» **Data supplied**
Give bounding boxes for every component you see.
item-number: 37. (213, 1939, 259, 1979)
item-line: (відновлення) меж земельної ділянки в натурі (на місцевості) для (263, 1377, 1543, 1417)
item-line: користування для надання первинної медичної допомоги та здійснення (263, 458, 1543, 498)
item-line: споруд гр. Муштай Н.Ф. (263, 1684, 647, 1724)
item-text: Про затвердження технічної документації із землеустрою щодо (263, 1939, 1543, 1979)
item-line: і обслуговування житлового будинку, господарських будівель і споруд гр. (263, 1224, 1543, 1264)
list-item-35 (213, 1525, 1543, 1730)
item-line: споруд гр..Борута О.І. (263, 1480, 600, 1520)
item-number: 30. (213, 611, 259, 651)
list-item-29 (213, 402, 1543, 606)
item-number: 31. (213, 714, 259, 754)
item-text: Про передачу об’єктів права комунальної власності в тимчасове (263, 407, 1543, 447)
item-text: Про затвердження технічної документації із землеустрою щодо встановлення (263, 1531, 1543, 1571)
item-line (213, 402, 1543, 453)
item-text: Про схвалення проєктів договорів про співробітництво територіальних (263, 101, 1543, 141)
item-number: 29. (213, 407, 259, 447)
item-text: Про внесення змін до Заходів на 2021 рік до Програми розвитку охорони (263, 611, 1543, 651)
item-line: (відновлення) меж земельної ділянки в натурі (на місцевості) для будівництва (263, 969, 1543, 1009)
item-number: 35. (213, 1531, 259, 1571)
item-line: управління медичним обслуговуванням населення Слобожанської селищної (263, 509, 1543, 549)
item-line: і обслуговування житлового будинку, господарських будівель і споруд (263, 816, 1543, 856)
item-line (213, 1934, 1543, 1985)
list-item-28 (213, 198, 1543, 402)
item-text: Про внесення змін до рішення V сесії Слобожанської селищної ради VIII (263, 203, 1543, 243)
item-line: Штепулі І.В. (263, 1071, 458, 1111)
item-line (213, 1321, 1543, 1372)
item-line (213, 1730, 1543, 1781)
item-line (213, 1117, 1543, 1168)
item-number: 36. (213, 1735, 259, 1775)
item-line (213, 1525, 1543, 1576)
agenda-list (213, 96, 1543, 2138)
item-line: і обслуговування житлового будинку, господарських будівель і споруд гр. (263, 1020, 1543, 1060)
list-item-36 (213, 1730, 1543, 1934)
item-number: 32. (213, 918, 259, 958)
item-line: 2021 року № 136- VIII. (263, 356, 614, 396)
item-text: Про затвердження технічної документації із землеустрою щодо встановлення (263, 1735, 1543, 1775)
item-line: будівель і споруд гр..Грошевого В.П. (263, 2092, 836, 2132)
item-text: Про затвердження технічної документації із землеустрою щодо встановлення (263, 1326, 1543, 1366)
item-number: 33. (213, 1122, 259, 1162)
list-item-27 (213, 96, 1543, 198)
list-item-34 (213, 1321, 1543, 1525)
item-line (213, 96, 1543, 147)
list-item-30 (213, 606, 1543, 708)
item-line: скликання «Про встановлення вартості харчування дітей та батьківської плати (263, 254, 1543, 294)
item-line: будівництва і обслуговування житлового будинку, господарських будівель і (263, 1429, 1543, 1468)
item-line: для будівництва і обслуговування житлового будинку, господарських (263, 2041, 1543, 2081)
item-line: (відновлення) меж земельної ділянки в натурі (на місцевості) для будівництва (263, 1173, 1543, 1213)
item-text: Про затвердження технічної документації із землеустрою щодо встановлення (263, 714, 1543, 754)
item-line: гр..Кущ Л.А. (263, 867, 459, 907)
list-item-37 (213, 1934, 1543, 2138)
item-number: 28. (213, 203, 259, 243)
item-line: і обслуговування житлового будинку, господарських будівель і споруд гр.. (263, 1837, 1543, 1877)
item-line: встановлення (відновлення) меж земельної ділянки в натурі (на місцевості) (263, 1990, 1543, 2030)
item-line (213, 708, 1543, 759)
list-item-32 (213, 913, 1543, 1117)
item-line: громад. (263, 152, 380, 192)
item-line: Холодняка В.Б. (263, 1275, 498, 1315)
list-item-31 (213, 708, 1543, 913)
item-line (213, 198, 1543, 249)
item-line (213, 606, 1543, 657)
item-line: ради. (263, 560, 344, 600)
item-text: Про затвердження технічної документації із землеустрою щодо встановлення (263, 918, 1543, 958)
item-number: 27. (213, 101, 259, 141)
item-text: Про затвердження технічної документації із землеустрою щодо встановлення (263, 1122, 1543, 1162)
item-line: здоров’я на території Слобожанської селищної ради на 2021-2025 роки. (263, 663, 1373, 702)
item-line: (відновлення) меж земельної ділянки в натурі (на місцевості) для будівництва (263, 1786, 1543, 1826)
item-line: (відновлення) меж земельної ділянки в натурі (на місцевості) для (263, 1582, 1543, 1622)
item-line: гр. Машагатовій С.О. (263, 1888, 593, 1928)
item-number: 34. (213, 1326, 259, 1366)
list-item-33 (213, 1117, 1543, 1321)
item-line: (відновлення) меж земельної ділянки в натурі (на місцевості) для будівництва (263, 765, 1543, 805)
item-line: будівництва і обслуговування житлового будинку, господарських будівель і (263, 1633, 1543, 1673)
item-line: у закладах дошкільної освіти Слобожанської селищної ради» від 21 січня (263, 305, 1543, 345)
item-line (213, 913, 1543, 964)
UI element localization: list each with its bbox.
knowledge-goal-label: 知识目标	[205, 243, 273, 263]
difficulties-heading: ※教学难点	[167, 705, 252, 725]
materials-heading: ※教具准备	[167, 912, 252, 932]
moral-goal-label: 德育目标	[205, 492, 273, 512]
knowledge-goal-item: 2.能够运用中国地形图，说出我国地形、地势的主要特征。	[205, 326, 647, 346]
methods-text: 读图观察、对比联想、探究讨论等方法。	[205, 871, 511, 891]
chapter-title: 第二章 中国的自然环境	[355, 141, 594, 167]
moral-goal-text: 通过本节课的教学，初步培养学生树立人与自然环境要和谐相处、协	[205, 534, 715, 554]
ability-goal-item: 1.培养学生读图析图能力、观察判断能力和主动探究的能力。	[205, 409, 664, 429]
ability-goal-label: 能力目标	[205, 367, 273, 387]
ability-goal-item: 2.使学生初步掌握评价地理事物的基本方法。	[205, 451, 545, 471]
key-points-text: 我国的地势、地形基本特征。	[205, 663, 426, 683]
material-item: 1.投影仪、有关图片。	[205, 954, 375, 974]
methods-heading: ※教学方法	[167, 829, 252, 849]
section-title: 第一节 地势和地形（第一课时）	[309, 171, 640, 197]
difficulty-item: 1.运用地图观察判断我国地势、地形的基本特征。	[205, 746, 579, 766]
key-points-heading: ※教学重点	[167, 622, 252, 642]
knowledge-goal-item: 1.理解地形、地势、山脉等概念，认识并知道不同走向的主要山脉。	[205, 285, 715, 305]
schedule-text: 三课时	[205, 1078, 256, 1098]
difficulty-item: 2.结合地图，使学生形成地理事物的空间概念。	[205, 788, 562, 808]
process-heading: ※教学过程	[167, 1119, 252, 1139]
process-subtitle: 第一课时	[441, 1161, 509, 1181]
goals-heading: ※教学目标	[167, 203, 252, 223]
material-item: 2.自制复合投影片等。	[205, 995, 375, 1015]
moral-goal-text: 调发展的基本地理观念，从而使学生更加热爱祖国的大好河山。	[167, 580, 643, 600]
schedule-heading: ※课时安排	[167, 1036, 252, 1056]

» **What is required**
Count the lines of the entries above that contain the word "будинку", and state only that number.

» **Problem solution**
7